● PROMPT
Extract from the listing each line in which the word "فأما" appears.

——

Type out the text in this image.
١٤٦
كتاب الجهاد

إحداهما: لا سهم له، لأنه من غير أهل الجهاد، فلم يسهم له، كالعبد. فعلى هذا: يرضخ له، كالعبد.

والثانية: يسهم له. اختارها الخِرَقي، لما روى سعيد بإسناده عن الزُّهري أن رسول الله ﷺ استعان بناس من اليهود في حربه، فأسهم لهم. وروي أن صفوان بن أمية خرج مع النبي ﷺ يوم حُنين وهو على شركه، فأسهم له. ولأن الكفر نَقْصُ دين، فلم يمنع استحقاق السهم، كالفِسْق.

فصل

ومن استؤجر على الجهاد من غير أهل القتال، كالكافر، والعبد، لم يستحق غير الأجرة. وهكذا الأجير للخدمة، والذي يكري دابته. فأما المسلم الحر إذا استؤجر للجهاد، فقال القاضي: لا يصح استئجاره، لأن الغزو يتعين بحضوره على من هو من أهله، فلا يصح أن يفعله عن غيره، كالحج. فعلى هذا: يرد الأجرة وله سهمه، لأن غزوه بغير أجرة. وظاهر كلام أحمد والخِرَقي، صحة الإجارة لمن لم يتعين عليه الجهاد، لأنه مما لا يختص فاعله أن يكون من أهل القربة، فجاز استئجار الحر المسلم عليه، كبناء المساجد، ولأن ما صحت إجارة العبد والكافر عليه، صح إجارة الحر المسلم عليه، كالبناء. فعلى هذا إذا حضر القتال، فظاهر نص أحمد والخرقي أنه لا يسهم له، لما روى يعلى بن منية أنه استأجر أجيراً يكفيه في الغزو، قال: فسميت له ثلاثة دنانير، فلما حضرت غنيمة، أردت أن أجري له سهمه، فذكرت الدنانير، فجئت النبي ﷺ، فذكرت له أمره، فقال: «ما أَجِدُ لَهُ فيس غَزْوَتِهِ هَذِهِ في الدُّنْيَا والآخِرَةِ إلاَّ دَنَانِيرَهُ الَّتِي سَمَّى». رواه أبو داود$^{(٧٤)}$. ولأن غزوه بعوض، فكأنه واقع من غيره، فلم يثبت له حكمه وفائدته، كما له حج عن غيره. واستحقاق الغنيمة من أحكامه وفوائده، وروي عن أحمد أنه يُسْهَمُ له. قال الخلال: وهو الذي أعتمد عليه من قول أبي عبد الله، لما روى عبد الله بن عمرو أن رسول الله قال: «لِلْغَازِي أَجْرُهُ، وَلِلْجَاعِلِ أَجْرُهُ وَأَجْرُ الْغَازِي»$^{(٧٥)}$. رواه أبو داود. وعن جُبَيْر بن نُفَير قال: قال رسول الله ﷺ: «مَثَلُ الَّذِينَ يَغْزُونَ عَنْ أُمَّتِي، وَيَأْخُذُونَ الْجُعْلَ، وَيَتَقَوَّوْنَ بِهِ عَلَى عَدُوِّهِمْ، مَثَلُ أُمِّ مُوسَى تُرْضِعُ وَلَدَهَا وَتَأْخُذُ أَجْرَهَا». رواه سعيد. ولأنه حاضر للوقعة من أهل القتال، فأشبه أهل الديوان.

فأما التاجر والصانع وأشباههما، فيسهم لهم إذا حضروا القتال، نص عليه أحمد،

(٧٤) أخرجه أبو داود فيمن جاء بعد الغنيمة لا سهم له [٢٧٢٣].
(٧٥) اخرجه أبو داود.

——

● FINISHED TASK
ومن استؤجر على الجهاد من غير أهل القتال، كالكافر، والعبد، لم يستحق غير الأجرة. وهكذا الأجير للخدمة، والذي يكري دابته. فأما المسلم الحر إذا استؤجر للجهاد، فقال القاضي: لا يصح استئجاره، لأن الغزو يتعين بحضوره على من هو من أهله، فلا يصح أن يفعله عن غيره، كالحج. فعلى هذا: يرد الأجرة وله سهمه، لأن غزوه بغير أجرة. وظاهر كلام أحمد والخِرَقي، صحة الإجارة لمن لم يتعين عليه الجهاد، لأنه مما لا يختص فاعله أن يكون من أهل القربة، فجاز استئجار الحر المسلم عليه، كبناء المساجد، ولأن ما صحت إجارة العبد والكافر عليه، صح إجارة الحر المسلم عليه، كالبناء. فعلى هذا إذا حضر القتال، فظاهر نص أحمد والخرقي أنه لا يسهم له، لما روى يعلى بن منية أنه استأجر أجيراً يكفيه في الغزو، قال: فسميت له ثلاثة دنانير، فلما حضرت غنيمة، أردت أن أجري له سهمه، فذكرت الدنانير، فجئت النبي ﷺ، فذكرت له أمره، فقال: «ما أَجِدُ لَهُ فيس غَزْوَتِهِ هَذِهِ في الدُّنْيَا والآخِرَةِ إلاَّ دَنَانِيرَهُ الَّتِي سَمَّى». رواه أبو داود$^{(٧٤)}$. ولأن غزوه بعوض، فكأنه واقع من غيره، فلم يثبت له حكمه وفائدته، كما له حج عن غيره. واستحقاق الغنيمة من أحكامه وفوائده، وروي عن أحمد أنه يُسْهَمُ له. قال الخلال: وهو الذي أعتمد عليه من قول أبي عبد الله، لما روى عبد الله بن عمرو أن رسول الله قال: «لِلْغَازِي أَجْرُهُ، وَلِلْجَاعِلِ أَجْرُهُ وَأَجْرُ الْغَازِي»$^{(٧٥)}$. رواه أبو داود. وعن جُبَيْر بن نُفَير قال: قال رسول الله ﷺ: «مَثَلُ الَّذِينَ يَغْزُونَ عَنْ أُمَّتِي، وَيَأْخُذُونَ الْجُعْلَ، وَيَتَقَوَّوْنَ بِهِ عَلَى عَدُوِّهِمْ، مَثَلُ أُمِّ مُوسَى تُرْضِعُ وَلَدَهَا وَتَأْخُذُ أَجْرَهَا». رواه سعيد. ولأنه حاضر للوقعة من أهل القتال، فأشبه أهل الديوان.
فأما التاجر والصانع وأشباههما، فيسهم لهم إذا حضروا القتال، نص عليه أحمد،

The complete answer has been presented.